>> start AVAILABLE RECORDS

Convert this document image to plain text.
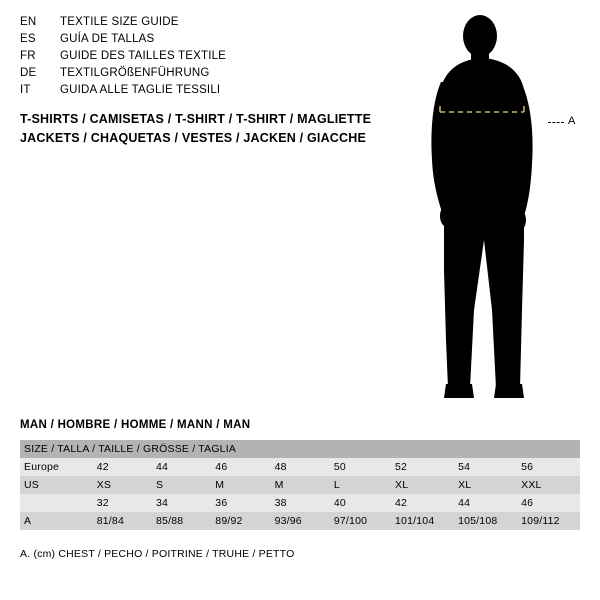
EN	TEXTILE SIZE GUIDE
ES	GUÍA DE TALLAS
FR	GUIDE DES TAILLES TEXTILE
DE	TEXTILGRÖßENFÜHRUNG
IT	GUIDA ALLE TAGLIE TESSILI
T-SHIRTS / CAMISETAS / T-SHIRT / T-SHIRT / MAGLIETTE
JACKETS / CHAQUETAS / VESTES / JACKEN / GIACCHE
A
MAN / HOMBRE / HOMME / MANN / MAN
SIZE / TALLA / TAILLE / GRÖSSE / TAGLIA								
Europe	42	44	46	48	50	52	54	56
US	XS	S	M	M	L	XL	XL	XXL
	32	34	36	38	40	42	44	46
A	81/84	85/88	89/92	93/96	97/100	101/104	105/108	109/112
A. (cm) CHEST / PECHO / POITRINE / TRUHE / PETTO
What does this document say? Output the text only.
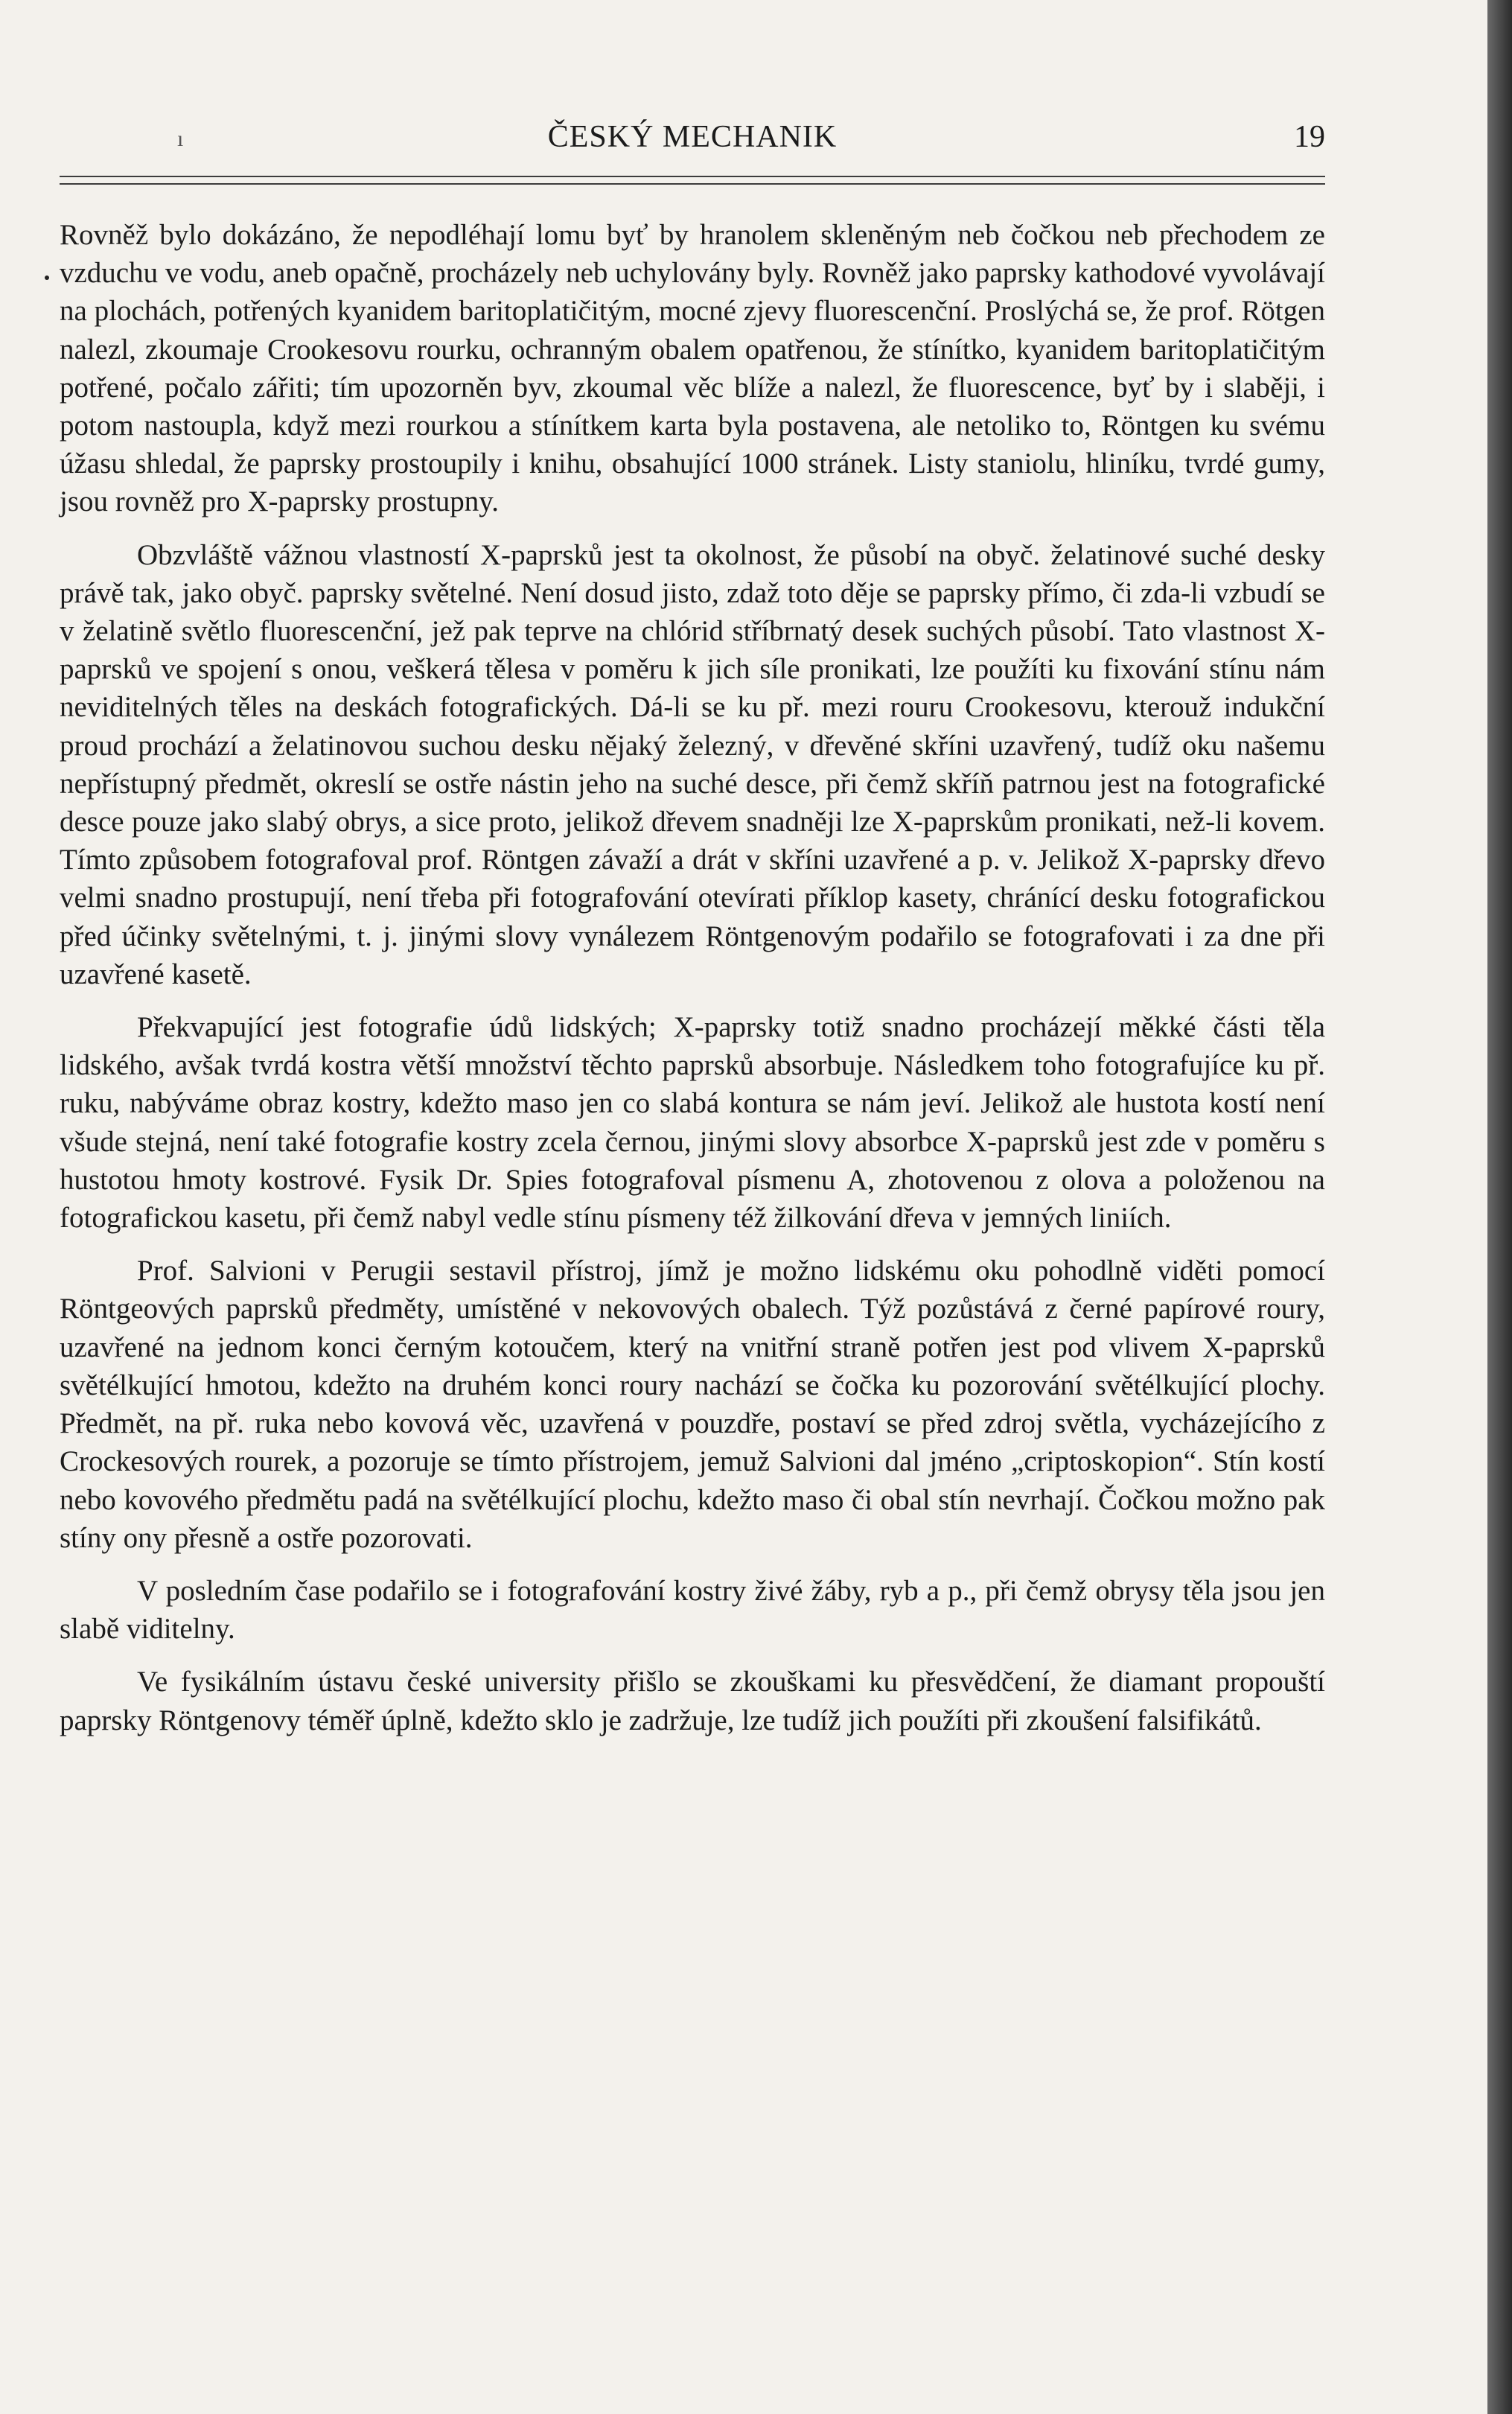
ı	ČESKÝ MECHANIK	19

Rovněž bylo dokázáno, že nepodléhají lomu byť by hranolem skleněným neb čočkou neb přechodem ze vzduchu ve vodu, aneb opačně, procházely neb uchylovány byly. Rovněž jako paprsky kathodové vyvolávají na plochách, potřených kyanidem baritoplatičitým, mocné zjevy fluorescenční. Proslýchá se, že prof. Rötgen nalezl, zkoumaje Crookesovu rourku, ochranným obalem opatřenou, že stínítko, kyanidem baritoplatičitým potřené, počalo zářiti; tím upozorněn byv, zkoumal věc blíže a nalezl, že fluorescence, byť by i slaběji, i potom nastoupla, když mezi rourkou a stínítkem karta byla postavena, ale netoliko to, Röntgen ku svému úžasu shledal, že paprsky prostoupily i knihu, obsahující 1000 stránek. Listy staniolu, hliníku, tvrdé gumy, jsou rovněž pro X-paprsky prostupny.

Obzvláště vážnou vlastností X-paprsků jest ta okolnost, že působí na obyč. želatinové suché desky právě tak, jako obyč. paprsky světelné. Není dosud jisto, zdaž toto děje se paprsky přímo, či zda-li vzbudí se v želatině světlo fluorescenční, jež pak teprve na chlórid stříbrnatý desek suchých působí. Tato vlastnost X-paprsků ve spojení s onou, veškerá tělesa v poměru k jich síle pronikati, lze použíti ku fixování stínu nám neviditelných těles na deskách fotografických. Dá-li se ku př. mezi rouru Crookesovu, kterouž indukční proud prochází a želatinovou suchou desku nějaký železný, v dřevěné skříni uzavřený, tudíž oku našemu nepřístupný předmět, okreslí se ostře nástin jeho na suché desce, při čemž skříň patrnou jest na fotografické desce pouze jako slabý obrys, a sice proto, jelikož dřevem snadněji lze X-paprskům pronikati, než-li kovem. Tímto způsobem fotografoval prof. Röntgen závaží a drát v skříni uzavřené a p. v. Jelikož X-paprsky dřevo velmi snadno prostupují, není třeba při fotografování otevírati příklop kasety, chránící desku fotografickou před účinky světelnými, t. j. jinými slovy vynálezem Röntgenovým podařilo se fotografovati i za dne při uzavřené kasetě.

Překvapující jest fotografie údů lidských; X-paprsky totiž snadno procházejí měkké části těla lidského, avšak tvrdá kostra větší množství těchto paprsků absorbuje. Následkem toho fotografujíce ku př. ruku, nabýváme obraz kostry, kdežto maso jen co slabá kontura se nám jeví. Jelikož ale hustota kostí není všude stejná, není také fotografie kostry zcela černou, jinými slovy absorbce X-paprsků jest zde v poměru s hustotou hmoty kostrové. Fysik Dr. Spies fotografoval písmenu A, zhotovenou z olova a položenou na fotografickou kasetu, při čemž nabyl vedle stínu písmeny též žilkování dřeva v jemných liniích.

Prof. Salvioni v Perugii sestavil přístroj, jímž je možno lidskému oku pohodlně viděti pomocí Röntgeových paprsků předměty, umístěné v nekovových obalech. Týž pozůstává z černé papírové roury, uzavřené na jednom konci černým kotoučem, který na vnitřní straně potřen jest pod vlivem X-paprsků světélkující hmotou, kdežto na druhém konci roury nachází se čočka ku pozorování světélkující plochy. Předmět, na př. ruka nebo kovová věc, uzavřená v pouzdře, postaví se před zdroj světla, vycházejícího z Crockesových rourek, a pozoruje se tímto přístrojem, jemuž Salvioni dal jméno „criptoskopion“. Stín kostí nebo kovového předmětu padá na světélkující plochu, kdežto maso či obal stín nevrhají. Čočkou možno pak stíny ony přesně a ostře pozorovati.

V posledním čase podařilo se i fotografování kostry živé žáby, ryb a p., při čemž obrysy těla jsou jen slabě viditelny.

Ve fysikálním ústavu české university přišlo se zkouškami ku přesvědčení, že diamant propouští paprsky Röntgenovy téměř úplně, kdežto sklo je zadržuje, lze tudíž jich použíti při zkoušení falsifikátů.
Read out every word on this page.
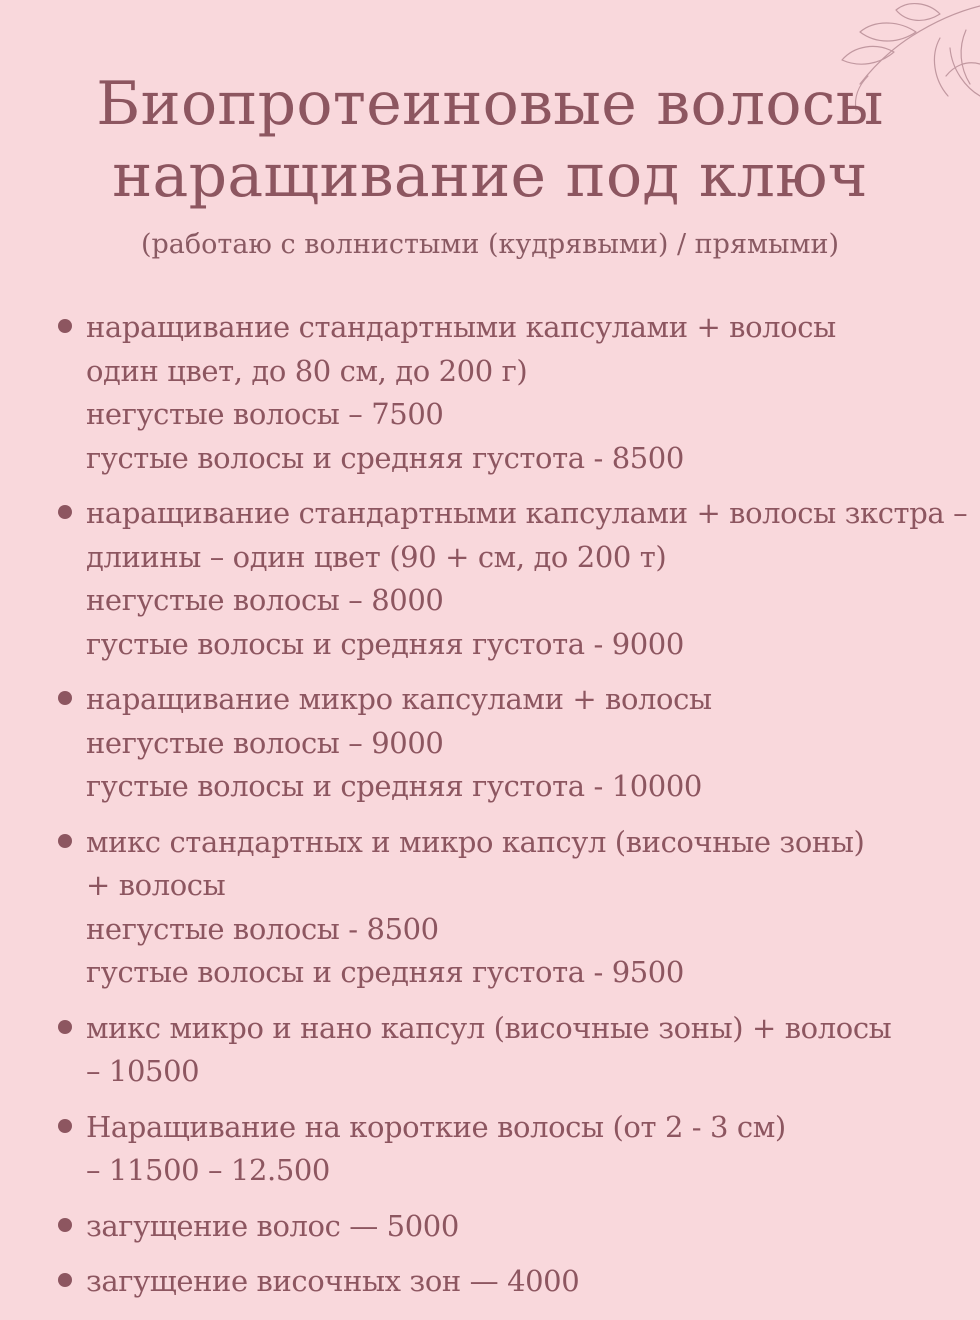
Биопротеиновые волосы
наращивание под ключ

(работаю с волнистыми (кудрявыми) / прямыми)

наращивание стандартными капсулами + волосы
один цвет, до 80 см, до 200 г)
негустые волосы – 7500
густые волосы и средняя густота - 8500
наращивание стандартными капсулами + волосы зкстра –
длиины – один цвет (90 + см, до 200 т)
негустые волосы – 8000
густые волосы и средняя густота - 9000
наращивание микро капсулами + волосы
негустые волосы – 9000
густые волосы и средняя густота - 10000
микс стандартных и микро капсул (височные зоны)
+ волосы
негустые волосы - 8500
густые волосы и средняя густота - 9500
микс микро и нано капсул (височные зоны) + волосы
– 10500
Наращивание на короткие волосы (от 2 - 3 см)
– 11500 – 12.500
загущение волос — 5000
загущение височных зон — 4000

>> end AVAILABLE RECORDS

**TASK GOAL**
Pull every line containing "цвет" out of the data above.

**THE COMPLETED TASK**
один цвет, до 80 см, до 200 г)
длиины – один цвет (90 + см, до 200 т)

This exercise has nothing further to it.